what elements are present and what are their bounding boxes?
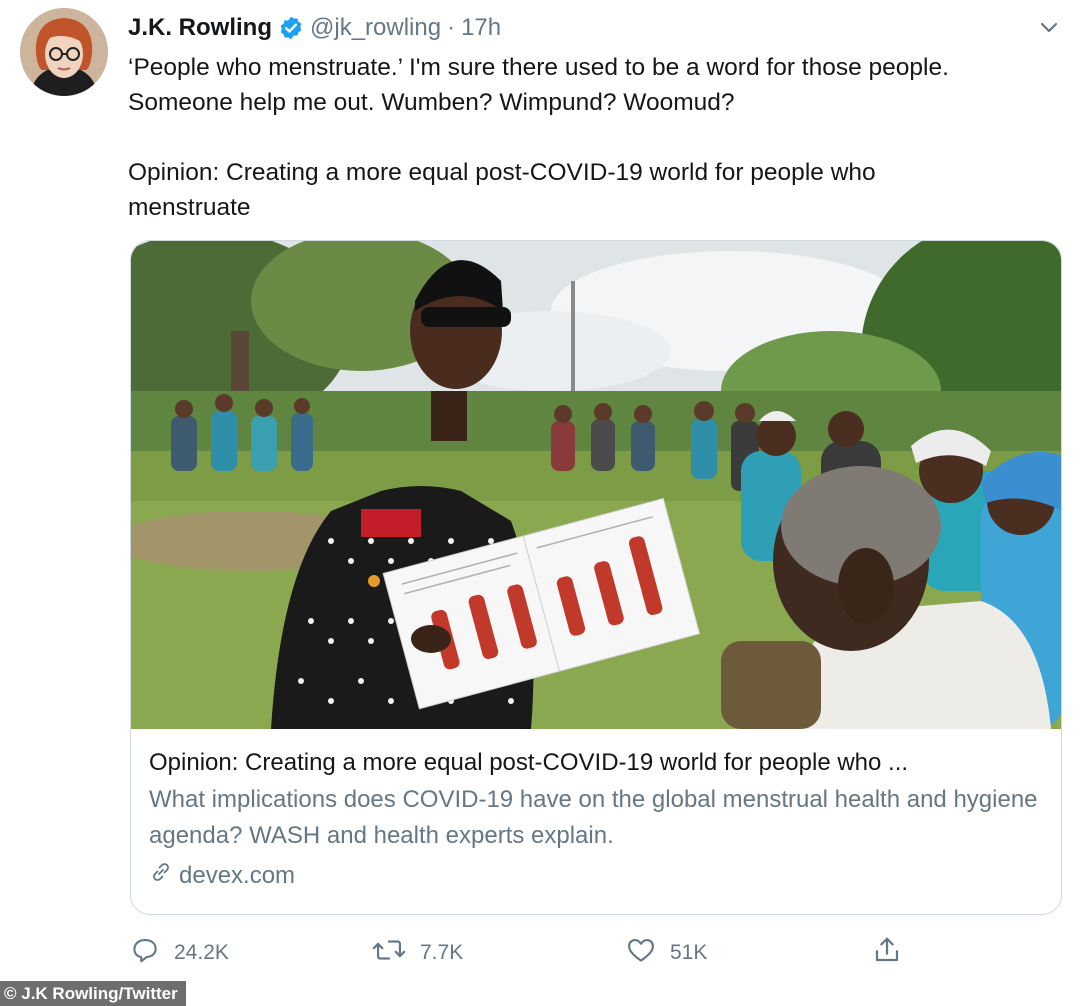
display-name[interactable]: J.K. Rowling bbox=[128, 14, 272, 42]
card-image[interactable] bbox=[131, 241, 1061, 729]
retweet-count: 7.7K bbox=[420, 941, 464, 964]
reply-count: 24.2K bbox=[174, 941, 229, 964]
verified-badge-icon bbox=[278, 15, 304, 41]
like-button[interactable]: 51K bbox=[626, 935, 707, 971]
card-domain-text: devex.com bbox=[179, 861, 296, 889]
tweet-text: ‘People who menstruate.’ I'm sure there … bbox=[128, 54, 949, 221]
action-bar: 24.2K 7.7K 51K bbox=[130, 935, 910, 971]
avatar[interactable] bbox=[20, 8, 108, 96]
link-icon bbox=[149, 860, 173, 891]
separator-dot: · bbox=[447, 14, 456, 41]
tweet-header: J.K. Rowling @jk_rowling · 17h bbox=[128, 10, 501, 46]
card-body: Opinion: Creating a more equal post-COVI… bbox=[149, 746, 1049, 891]
share-icon bbox=[872, 935, 902, 971]
retweet-icon bbox=[372, 935, 406, 971]
reply-button[interactable]: 24.2K bbox=[130, 935, 229, 971]
share-button[interactable] bbox=[872, 935, 902, 971]
retweet-button[interactable]: 7.7K bbox=[372, 935, 463, 971]
like-icon bbox=[626, 935, 656, 971]
handle[interactable]: @jk_rowling bbox=[310, 14, 441, 42]
like-count: 51K bbox=[670, 941, 708, 964]
image-credit: © J.K Rowling/Twitter bbox=[0, 981, 186, 1006]
card-title[interactable]: Opinion: Creating a more equal post-COVI… bbox=[149, 746, 1049, 780]
link-card[interactable]: Opinion: Creating a more equal post-COVI… bbox=[130, 240, 1062, 915]
timestamp[interactable]: 17h bbox=[461, 14, 501, 42]
chevron-down-icon[interactable] bbox=[1038, 16, 1060, 38]
card-domain[interactable]: devex.com bbox=[149, 860, 1049, 891]
card-description: What implications does COVID-19 have on … bbox=[149, 786, 1038, 849]
reply-icon bbox=[130, 935, 160, 971]
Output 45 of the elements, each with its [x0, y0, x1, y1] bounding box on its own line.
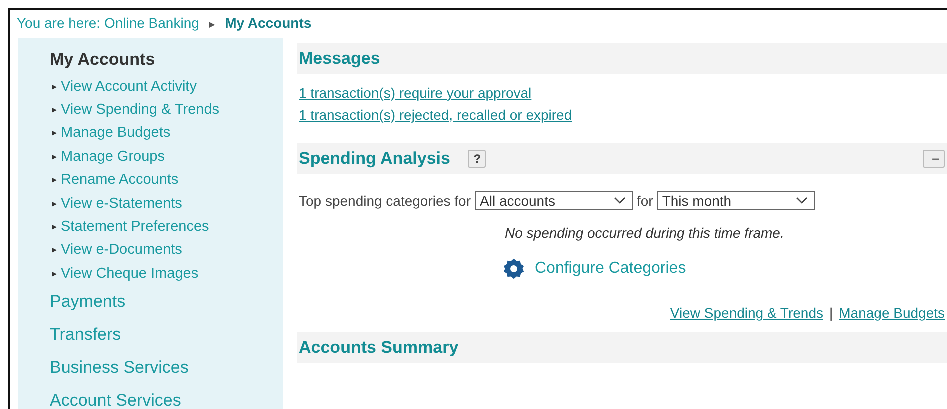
bullet-icon: ▸	[52, 268, 57, 280]
bullet-icon: ▸	[52, 127, 57, 140]
sidebar-link[interactable]: View Account Activity	[61, 78, 197, 95]
sidebar-link[interactable]: Statement Preferences	[61, 219, 210, 236]
sidebar-heading: My Accounts	[50, 50, 156, 70]
chevron-icon	[614, 196, 626, 204]
sidebar-item[interactable]: Transfers	[50, 318, 283, 352]
breadcrumb-current: My Accounts	[225, 15, 312, 31]
link-separator: |	[830, 305, 834, 321]
bullet-icon: ▸	[52, 174, 57, 186]
period-select[interactable]: This month	[657, 191, 816, 210]
spending-link[interactable]: Manage Budgets	[839, 305, 945, 321]
message-link[interactable]: 1 transaction(s) require your approval	[299, 85, 947, 101]
spending-link[interactable]: View Spending & Trends	[670, 305, 824, 321]
empty-message: No spending occurred during this time frame.	[504, 224, 786, 241]
gear-icon	[503, 258, 525, 280]
sidebar-item[interactable]: Payments	[50, 286, 283, 319]
breadcrumb-text: You are here: Online Banking	[17, 15, 200, 31]
bullet-icon: ▸	[52, 221, 57, 234]
sidebar-link[interactable]: View e-Documents	[61, 242, 182, 258]
sidebar-item[interactable]: Account Services	[50, 384, 283, 409]
sidebar-item[interactable]: Business Services	[50, 352, 283, 385]
sidebar-link[interactable]: View e-Statements	[61, 196, 182, 212]
bullet-icon: ▸	[52, 244, 57, 256]
bullet-icon: ▸	[52, 80, 57, 93]
help-button[interactable]: ?	[468, 150, 486, 168]
message-link[interactable]: 1 transaction(s) rejected, recalled or expired	[299, 107, 947, 123]
breadcrumb-separator: ►	[207, 20, 218, 31]
collapse-button[interactable]: −	[923, 150, 945, 168]
account-select[interactable]: All accounts	[475, 191, 633, 210]
chevron-icon	[796, 196, 808, 204]
bullet-icon: ▸	[52, 104, 57, 116]
filter-label: Top spending categories for	[299, 192, 471, 208]
bullet-icon: ▸	[52, 150, 57, 163]
section-title: Spending Analysis	[299, 148, 450, 168]
sidebar-link[interactable]: Manage Groups	[61, 148, 165, 165]
sidebar-link[interactable]: Manage Budgets	[61, 125, 171, 142]
sidebar-link[interactable]: View Cheque Images	[61, 266, 199, 282]
section-title: Messages	[299, 48, 380, 68]
sidebar-link[interactable]: View Spending & Trends	[61, 102, 220, 118]
configure-link[interactable]: Configure Categories	[535, 260, 686, 278]
sidebar-link[interactable]: Rename Accounts	[61, 172, 179, 188]
bullet-icon: ▸	[52, 198, 57, 210]
filter-label: for	[637, 192, 654, 208]
section-title: Accounts Summary	[299, 338, 459, 358]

------------------------------------------------------------------------

» **Written task**: Lay out the lines of every item above as a numbered list, leaving out blank lines and the pictures.

» **Solution to this exercise**:
1. what elements are present and what are their bounding boxes?
2. display-name[interactable]: J.K. Rowling bbox=[128, 14, 272, 42]
3. card-image[interactable] bbox=[131, 241, 1061, 729]
4. retweet-count: 7.7K bbox=[420, 941, 464, 964]
5. reply-count: 24.2K bbox=[174, 941, 229, 964]
6. verified-badge-icon bbox=[278, 15, 304, 41]
7. like-button[interactable]: 51K bbox=[626, 935, 707, 971]
8. card-domain-text: devex.com bbox=[179, 861, 296, 889]
9. tweet-text: ‘People who menstruate.’ I'm sure there … bbox=[128, 54, 949, 221]
10. action-bar: 24.2K 7.7K 51K bbox=[130, 935, 910, 971]
11. avatar[interactable] bbox=[20, 8, 108, 96]
12. link-icon bbox=[149, 860, 173, 891]
13. separator-dot: · bbox=[447, 14, 456, 41]
14. tweet-header: J.K. Rowling @jk_rowling · 17h bbox=[128, 10, 501, 46]
15. card-body: Opinion: Creating a more equal post-COVI… bbox=[149, 746, 1049, 891]
16. share-icon bbox=[872, 935, 902, 971]
17. retweet-icon bbox=[372, 935, 406, 971]
18. reply-button[interactable]: 24.2K bbox=[130, 935, 229, 971]
19. share-button[interactable] bbox=[872, 935, 902, 971]
20. retweet-button[interactable]: 7.7K bbox=[372, 935, 463, 971]
21. like-icon bbox=[626, 935, 656, 971]
22. handle[interactable]: @jk_rowling bbox=[310, 14, 441, 42]
23. like-count: 51K bbox=[670, 941, 708, 964]
24. image-credit: © J.K Rowling/Twitter bbox=[0, 981, 186, 1006]
25. card-title[interactable]: Opinion: Creating a more equal post-COVI… bbox=[149, 746, 1049, 780]
26. link-card[interactable]: Opinion: Creating a more equal post-COVI… bbox=[130, 240, 1062, 915]
27. timestamp[interactable]: 17h bbox=[461, 14, 501, 42]
28. chevron-down-icon[interactable] bbox=[1038, 16, 1060, 38]
29. card-domain[interactable]: devex.com bbox=[149, 860, 1049, 891]
30. card-description: What implications does COVID-19 have on … bbox=[149, 786, 1038, 849]
31. reply-icon bbox=[130, 935, 160, 971]
32. Output 45 of the elements, each with its [x0, y0, x1, y1] bounding box on its own line.
33. bullet-icon: ▸	[52, 268, 57, 280]
34. bullet-icon: ▸	[52, 127, 57, 140]
35. sidebar-link[interactable]: View Account Activity	[61, 78, 197, 95]
36. sidebar-link[interactable]: Statement Preferences	[61, 219, 210, 236]
37. sidebar-heading: My Accounts	[50, 50, 156, 70]
38. chevron-icon	[614, 196, 626, 204]
39. sidebar-item[interactable]: Transfers	[50, 318, 283, 352]
40. breadcrumb-current: My Accounts	[225, 15, 312, 31]
41. link-separator: |	[830, 305, 834, 321]
42. bullet-icon: ▸	[52, 174, 57, 186]
43. period-select[interactable]: This month	[657, 191, 816, 210]
44. spending-link[interactable]: Manage Budgets	[839, 305, 945, 321]
45. message-link[interactable]: 1 transaction(s) require your approval	[299, 85, 947, 101]
46. spending-link[interactable]: View Spending & Trends	[670, 305, 824, 321]
47. empty-message: No spending occurred during this time frame.	[504, 224, 786, 241]
48. gear-icon	[503, 258, 525, 280]
49. sidebar-item[interactable]: Payments	[50, 286, 283, 319]
50. breadcrumb-text: You are here: Online Banking	[17, 15, 200, 31]
51. bullet-icon: ▸	[52, 221, 57, 234]
52. sidebar-link[interactable]: View e-Documents	[61, 242, 182, 258]
53. sidebar-item[interactable]: Account Services	[50, 384, 283, 409]
54. sidebar-item[interactable]: Business Services	[50, 352, 283, 385]
55. sidebar-link[interactable]: View e-Statements	[61, 196, 182, 212]
56. bullet-icon: ▸	[52, 244, 57, 256]
57. bullet-icon: ▸	[52, 80, 57, 93]
58. help-button[interactable]: ?	[468, 150, 486, 168]
59. message-link[interactable]: 1 transaction(s) rejected, recalled or expired	[299, 107, 947, 123]
60. breadcrumb-separator: ►	[207, 20, 218, 31]
61. collapse-button[interactable]: −	[923, 150, 945, 168]
62. account-select[interactable]: All accounts	[475, 191, 633, 210]
63. chevron-icon	[796, 196, 808, 204]
64. bullet-icon: ▸	[52, 104, 57, 116]
65. filter-label: Top spending categories for	[299, 192, 471, 208]
66. bullet-icon: ▸	[52, 150, 57, 163]
67. section-title: Spending Analysis	[299, 148, 450, 168]
68. sidebar-link[interactable]: Manage Groups	[61, 148, 165, 165]
69. sidebar-link[interactable]: Manage Budgets	[61, 125, 171, 142]
70. sidebar-link[interactable]: View Cheque Images	[61, 266, 199, 282]
71. section-title: Messages	[299, 48, 380, 68]
72. sidebar-link[interactable]: View Spending & Trends	[61, 102, 220, 118]
73. configure-link[interactable]: Configure Categories	[535, 260, 686, 278]
74. sidebar-link[interactable]: Rename Accounts	[61, 172, 179, 188]
75. bullet-icon: ▸	[52, 198, 57, 210]
76. filter-label: for	[637, 192, 654, 208]
77. section-title: Accounts Summary	[299, 338, 459, 358]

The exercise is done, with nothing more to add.